Start of GIVEN ENTRIES

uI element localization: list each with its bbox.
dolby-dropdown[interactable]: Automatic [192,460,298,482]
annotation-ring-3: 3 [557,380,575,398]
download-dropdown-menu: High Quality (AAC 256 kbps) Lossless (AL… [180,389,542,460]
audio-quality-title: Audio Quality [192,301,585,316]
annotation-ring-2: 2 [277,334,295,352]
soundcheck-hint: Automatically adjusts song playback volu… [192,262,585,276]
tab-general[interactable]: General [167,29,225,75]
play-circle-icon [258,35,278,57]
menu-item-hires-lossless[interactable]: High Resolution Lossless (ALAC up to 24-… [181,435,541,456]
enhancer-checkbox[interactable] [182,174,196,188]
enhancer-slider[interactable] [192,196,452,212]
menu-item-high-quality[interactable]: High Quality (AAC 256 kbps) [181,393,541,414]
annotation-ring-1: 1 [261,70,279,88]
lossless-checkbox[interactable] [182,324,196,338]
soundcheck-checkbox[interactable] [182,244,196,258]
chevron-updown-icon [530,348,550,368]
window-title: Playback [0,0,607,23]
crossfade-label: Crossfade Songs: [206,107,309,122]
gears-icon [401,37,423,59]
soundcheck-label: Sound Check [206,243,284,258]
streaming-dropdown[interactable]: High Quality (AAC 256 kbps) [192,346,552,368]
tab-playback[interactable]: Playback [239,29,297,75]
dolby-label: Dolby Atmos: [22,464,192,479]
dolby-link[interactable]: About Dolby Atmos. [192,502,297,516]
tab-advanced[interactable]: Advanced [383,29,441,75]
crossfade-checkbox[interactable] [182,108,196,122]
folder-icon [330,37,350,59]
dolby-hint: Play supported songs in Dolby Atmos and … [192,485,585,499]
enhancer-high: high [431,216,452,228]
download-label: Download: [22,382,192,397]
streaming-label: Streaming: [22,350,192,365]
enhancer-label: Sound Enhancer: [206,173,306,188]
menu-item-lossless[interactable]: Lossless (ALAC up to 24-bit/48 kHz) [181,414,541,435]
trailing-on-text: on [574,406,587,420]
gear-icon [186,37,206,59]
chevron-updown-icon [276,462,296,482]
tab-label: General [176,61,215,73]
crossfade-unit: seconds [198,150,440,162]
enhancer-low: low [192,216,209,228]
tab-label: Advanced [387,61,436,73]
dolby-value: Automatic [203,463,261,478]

End of GIVEN ENTRIES
Start of GIVEN ENTRIES

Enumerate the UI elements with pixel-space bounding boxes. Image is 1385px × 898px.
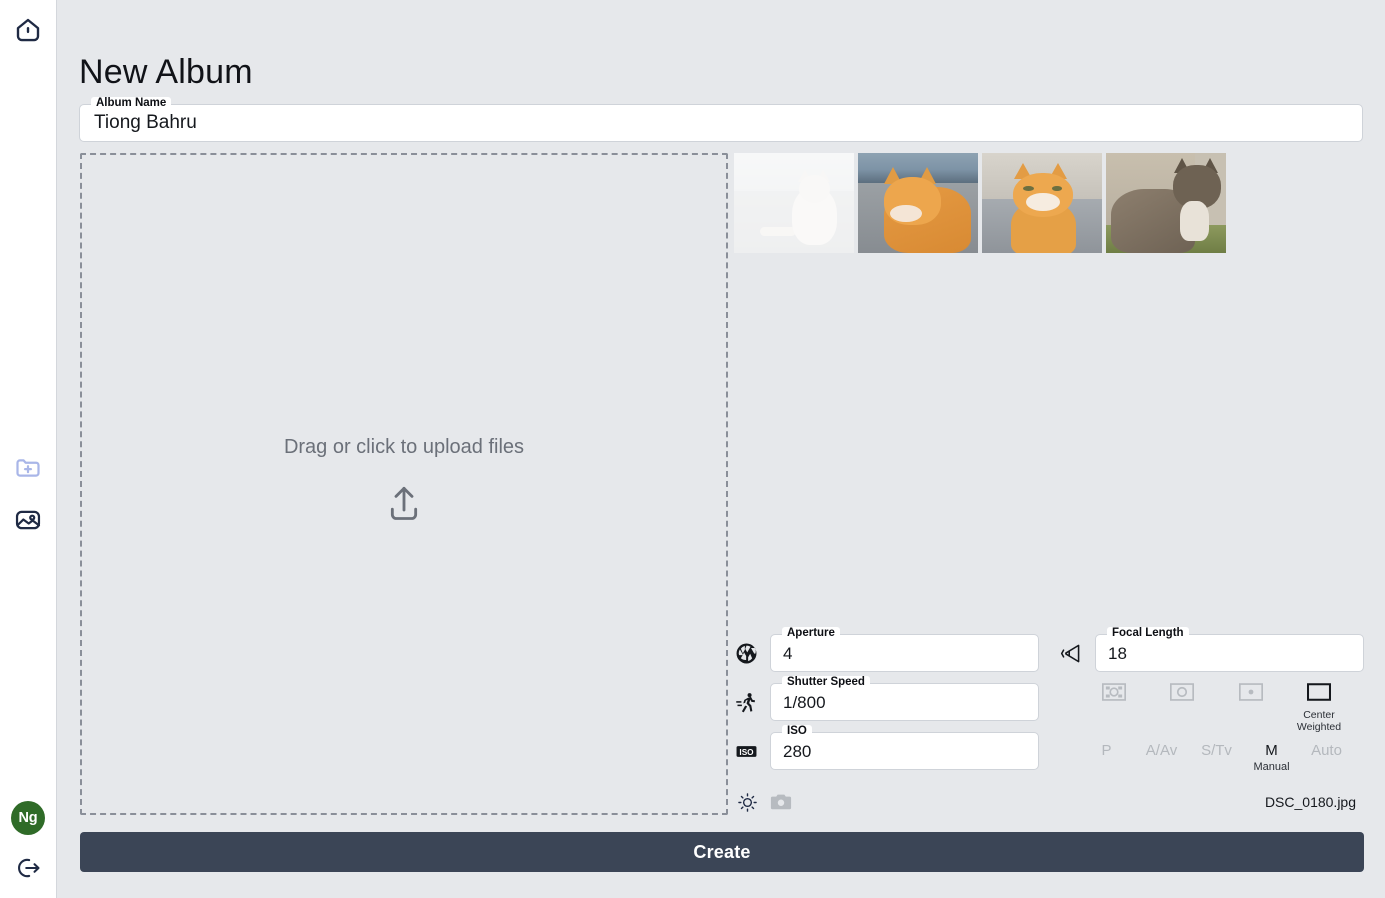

End of GIVEN ENTRIES

# WHAT THIS TASK INVOLVES:
Write the records from the line with "uI element localization: list" up to and including the line with "enhancer-checkbox[interactable] [182,174,196,188]" as a two-column CSV with columns named input and output. Give one row per request, with its text under input and its answer under output, each in a single quoted field and with line breaks replaced by spaces.

# WRITTEN RESPONSE:
input,output
"uI element localization: list each with its bbox.","dolby-dropdown[interactable]: Automatic [192,460,298,482] annotation-ring-3: 3 [557,380,575,398] download-dropdown-menu: High Quality (AAC 256 kbps) Lossless (AL… [180,389,542,460] audio-quality-title: Audio Quality [192,301,585,316] annotation-ring-2: 2 [277,334,295,352] soundcheck-hint: Automatically adjusts song playback volu… [192,262,585,276] tab-general[interactable]: General [167,29,225,75] play-circle-icon [258,35,278,57] menu-item-hires-lossless[interactable]: High Resolution Lossless (ALAC up to 24-… [181,435,541,456] enhancer-checkbox[interactable] [182,174,196,188]"